┌─ The data

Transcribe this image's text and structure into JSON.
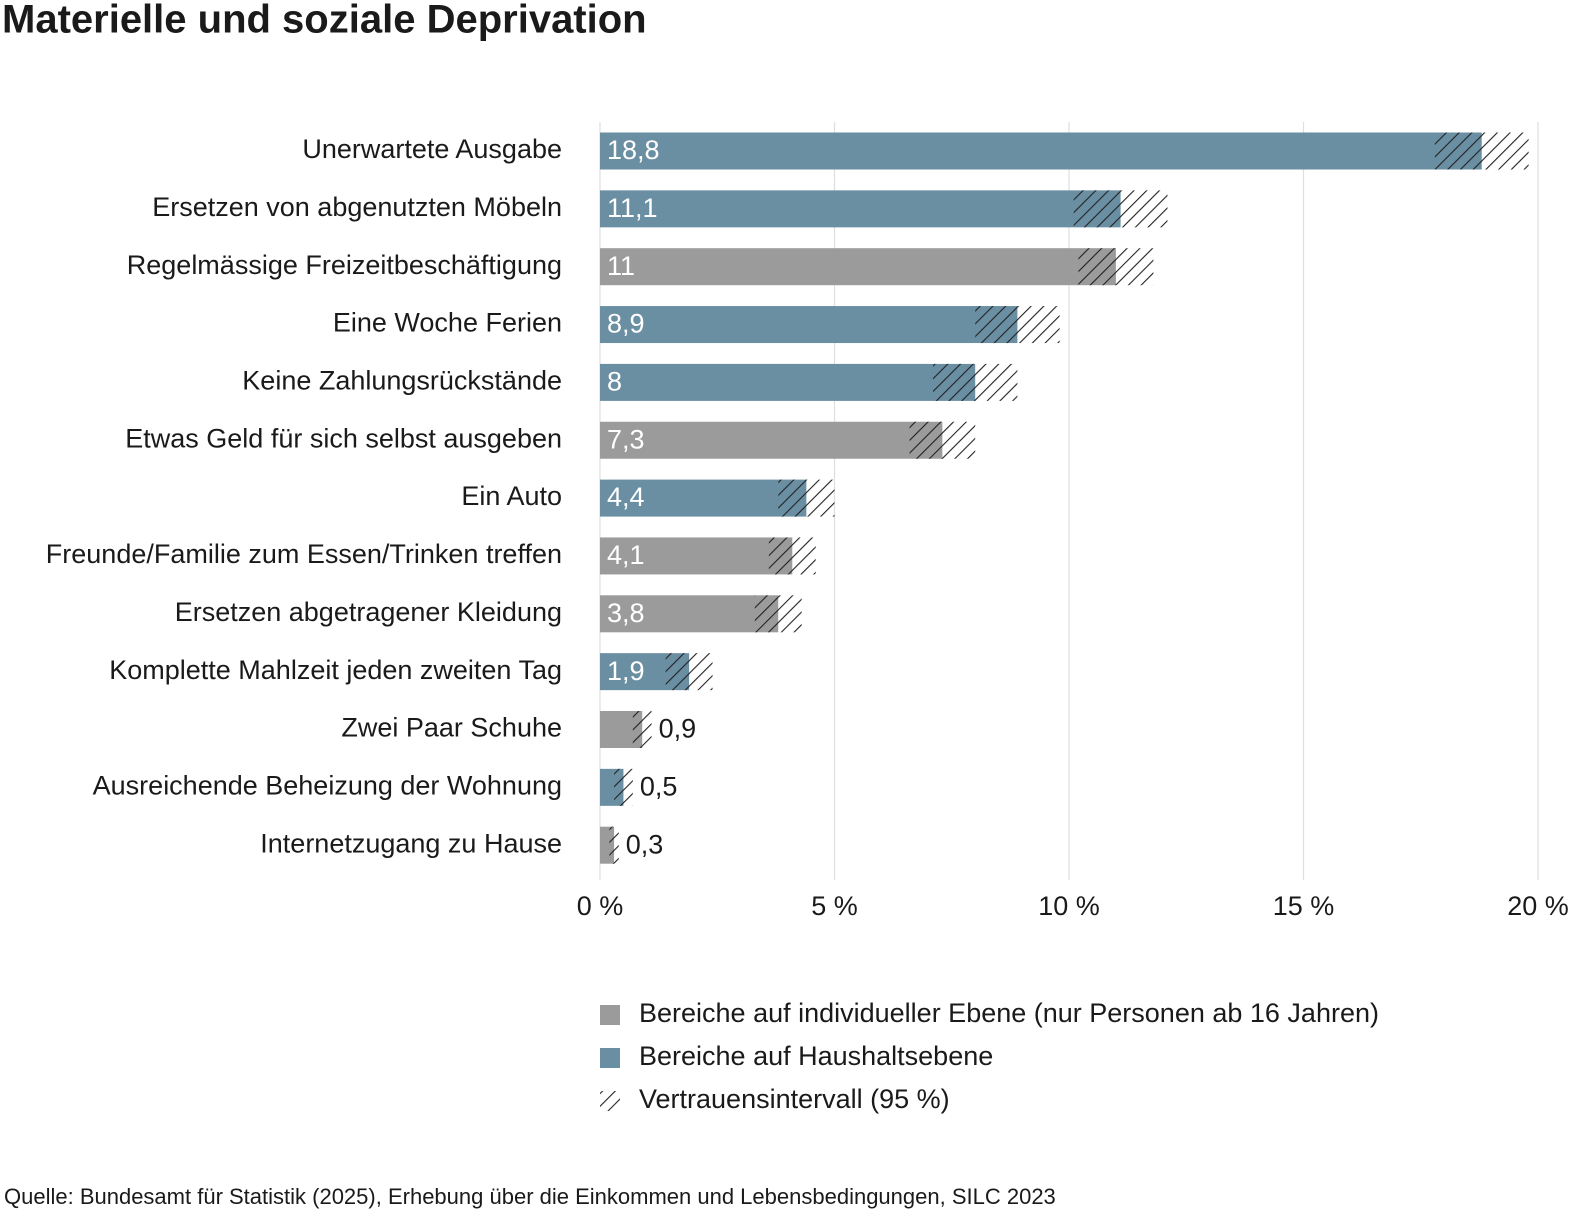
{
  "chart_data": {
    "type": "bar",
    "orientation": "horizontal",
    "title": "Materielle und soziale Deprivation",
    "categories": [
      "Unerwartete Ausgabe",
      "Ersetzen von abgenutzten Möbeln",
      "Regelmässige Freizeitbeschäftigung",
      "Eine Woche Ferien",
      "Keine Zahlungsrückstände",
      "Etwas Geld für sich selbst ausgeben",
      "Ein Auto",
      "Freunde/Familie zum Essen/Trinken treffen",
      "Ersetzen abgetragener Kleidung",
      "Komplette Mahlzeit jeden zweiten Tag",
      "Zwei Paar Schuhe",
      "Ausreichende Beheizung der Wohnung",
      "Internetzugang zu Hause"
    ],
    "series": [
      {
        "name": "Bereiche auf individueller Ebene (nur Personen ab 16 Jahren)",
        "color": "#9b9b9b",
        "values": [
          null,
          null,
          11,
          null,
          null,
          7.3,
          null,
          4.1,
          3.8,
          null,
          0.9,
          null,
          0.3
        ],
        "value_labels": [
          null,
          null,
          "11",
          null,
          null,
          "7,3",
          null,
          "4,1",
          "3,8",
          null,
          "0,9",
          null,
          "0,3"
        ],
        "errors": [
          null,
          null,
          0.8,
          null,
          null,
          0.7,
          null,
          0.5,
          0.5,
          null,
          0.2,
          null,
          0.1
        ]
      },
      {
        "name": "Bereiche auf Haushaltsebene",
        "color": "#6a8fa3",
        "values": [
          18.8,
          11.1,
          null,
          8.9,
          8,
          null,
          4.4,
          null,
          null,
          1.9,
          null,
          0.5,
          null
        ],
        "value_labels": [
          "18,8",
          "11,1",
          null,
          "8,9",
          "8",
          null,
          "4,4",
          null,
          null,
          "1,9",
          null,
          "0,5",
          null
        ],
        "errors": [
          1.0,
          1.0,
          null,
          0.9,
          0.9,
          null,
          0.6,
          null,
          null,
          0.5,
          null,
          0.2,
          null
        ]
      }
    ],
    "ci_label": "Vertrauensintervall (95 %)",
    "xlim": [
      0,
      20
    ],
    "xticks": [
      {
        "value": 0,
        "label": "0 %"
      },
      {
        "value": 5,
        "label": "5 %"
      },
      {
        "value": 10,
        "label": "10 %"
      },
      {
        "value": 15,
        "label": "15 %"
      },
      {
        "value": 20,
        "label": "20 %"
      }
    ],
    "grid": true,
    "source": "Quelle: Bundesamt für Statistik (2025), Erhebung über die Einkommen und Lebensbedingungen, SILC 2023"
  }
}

└─

Prompt
Repeat all of the entries word for word, but omit the pictures.

Task output
Transcribe this image's text and structure into JSON.
{
  "chart_data": {
    "type": "bar",
    "orientation": "horizontal",
    "title": "Materielle und soziale Deprivation",
    "categories": [
      "Unerwartete Ausgabe",
      "Ersetzen von abgenutzten Möbeln",
      "Regelmässige Freizeitbeschäftigung",
      "Eine Woche Ferien",
      "Keine Zahlungsrückstände",
      "Etwas Geld für sich selbst ausgeben",
      "Ein Auto",
      "Freunde/Familie zum Essen/Trinken treffen",
      "Ersetzen abgetragener Kleidung",
      "Komplette Mahlzeit jeden zweiten Tag",
      "Zwei Paar Schuhe",
      "Ausreichende Beheizung der Wohnung",
      "Internetzugang zu Hause"
    ],
    "series": [
      {
        "name": "Bereiche auf individueller Ebene (nur Personen ab 16 Jahren)",
        "color": "#9b9b9b",
        "values": [
          null,
          null,
          11,
          null,
          null,
          7.3,
          null,
          4.1,
          3.8,
          null,
          0.9,
          null,
          0.3
        ],
        "value_labels": [
          null,
          null,
          "11",
          null,
          null,
          "7,3",
          null,
          "4,1",
          "3,8",
          null,
          "0,9",
          null,
          "0,3"
        ],
        "errors": [
          null,
          null,
          0.8,
          null,
          null,
          0.7,
          null,
          0.5,
          0.5,
          null,
          0.2,
          null,
          0.1
        ]
      },
      {
        "name": "Bereiche auf Haushaltsebene",
        "color": "#6a8fa3",
        "values": [
          18.8,
          11.1,
          null,
          8.9,
          8,
          null,
          4.4,
          null,
          null,
          1.9,
          null,
          0.5,
          null
        ],
        "value_labels": [
          "18,8",
          "11,1",
          null,
          "8,9",
          "8",
          null,
          "4,4",
          null,
          null,
          "1,9",
          null,
          "0,5",
          null
        ],
        "errors": [
          1.0,
          1.0,
          null,
          0.9,
          0.9,
          null,
          0.6,
          null,
          null,
          0.5,
          null,
          0.2,
          null
        ]
      }
    ],
    "ci_label": "Vertrauensintervall (95 %)",
    "xlim": [
      0,
      20
    ],
    "xticks": [
      {
        "value": 0,
        "label": "0 %"
      },
      {
        "value": 5,
        "label": "5 %"
      },
      {
        "value": 10,
        "label": "10 %"
      },
      {
        "value": 15,
        "label": "15 %"
      },
      {
        "value": 20,
        "label": "20 %"
      }
    ],
    "grid": true,
    "source": "Quelle: Bundesamt für Statistik (2025), Erhebung über die Einkommen und Lebensbedingungen, SILC 2023"
  }
}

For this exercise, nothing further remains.